**Text provided**
——

If d(x) is the number of positive divisors of x, and n(x) is the number of distinct prime factors of x, show that d(A)=Σ(2^n(A/i²)) for all positive i such that A/i² is an integer.

It suffices to show that both sides agree when A is a prime power, and that both sides are multiplicative.

If A=p^a, then d(A)=a+1.  The divisors i on the RHS are all of the form p^b, where b <= a/2.  So the RHS is

\sum_{0<=b<a/2} 2^1 + [2^0 if a is even] = a+1.

——

**Written exercise 1**
Set down part of the divisor proof word for word: begin at the words "If d(x) is the" and stop after "even] = a+1.".
**Written exercise 2**
Take the divisor proof further, picking up after its final line.
The listing after this has no connection to the divisor proof.

——

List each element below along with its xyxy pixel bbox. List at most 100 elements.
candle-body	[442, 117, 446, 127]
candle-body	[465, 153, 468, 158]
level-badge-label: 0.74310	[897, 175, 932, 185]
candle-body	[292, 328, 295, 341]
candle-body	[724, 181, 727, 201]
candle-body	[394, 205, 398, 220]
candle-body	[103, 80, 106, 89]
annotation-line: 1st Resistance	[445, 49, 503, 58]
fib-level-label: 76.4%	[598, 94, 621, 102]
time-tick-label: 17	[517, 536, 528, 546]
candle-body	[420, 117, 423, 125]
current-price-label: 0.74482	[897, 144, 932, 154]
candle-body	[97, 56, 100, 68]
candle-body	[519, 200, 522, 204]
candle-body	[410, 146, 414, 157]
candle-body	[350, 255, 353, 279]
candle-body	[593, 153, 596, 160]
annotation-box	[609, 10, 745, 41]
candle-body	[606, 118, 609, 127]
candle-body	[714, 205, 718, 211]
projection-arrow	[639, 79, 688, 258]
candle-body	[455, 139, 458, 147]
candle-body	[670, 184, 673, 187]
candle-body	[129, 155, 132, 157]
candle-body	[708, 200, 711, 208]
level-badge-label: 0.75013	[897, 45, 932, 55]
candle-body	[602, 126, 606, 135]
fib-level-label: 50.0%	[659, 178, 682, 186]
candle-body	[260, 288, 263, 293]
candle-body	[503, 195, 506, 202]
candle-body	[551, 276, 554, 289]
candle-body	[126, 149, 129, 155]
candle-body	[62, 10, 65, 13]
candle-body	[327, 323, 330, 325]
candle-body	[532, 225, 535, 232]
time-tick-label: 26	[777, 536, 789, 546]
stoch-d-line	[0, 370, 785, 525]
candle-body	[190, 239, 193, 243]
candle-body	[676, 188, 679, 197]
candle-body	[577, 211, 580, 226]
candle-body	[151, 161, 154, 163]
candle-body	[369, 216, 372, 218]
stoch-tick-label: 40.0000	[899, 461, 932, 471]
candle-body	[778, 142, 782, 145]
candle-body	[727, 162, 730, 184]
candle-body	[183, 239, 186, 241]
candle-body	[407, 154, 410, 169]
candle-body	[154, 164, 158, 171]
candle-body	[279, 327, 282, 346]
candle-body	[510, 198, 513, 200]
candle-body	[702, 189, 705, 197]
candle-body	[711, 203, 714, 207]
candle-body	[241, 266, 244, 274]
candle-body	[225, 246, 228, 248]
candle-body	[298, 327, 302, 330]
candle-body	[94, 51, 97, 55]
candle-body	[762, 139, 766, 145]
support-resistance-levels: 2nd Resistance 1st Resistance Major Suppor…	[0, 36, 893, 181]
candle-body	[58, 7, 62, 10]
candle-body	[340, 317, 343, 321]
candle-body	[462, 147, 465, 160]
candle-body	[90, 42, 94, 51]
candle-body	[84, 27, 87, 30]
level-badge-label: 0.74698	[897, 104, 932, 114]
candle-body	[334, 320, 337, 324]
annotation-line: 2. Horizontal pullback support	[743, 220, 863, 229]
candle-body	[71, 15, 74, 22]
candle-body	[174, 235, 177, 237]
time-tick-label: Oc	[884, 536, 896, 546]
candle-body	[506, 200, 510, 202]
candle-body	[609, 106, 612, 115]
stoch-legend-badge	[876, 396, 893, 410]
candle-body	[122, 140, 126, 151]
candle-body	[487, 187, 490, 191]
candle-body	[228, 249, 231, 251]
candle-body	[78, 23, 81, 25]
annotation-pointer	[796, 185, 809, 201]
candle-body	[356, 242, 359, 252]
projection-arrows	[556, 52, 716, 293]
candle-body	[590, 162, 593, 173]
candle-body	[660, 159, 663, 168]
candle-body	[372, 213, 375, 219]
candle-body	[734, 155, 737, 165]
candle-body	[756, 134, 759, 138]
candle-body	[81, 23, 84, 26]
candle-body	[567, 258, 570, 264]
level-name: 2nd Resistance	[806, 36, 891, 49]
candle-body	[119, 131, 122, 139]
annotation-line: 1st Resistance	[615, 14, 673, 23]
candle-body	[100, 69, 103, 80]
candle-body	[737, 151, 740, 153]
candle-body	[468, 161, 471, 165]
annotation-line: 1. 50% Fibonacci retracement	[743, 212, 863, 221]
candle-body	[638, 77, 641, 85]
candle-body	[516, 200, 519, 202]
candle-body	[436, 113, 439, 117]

——

**Written reply 1**
If d(x) is the number of positive divisors of x, and n(x) is the number of distinct prime factors of x, show that d(A)=Σ(2^n(A/i²)) for all positive i such that A/i² is an integer.

It suffices to show that both sides agree when A is a prime power, and that both sides are multiplicative.

If A=p^a, then d(A)=a+1.  The divisors i on the RHS are all of the form p^b, where b <= a/2.  So the RHS is

\sum_{0<=b<a/2} 2^1 + [2^0 if a is even] = a+1.

**Written reply 2**
Now suppose A,B are relatively prime.  Then d(AB)=d(A)d(B).  For the RHS, the divisors k^2 of AB are all of the form k=ij, where i^2 | A and j^2 | B, and n(AB/k^2) = n(A/i^2)+n(B/j^2).  Thus

\sum_{k^2 | AB} 2^n(AB/k^2) = \sum_{i^2 | A, j^2 | B} 2^n(A/i^2) * 2^n(B/j^2)
 = \sum_{i^2 | A} 2^n(A/i^2) * \sum_{j^2 | B} 2^n(B/j^2),

establishing the result.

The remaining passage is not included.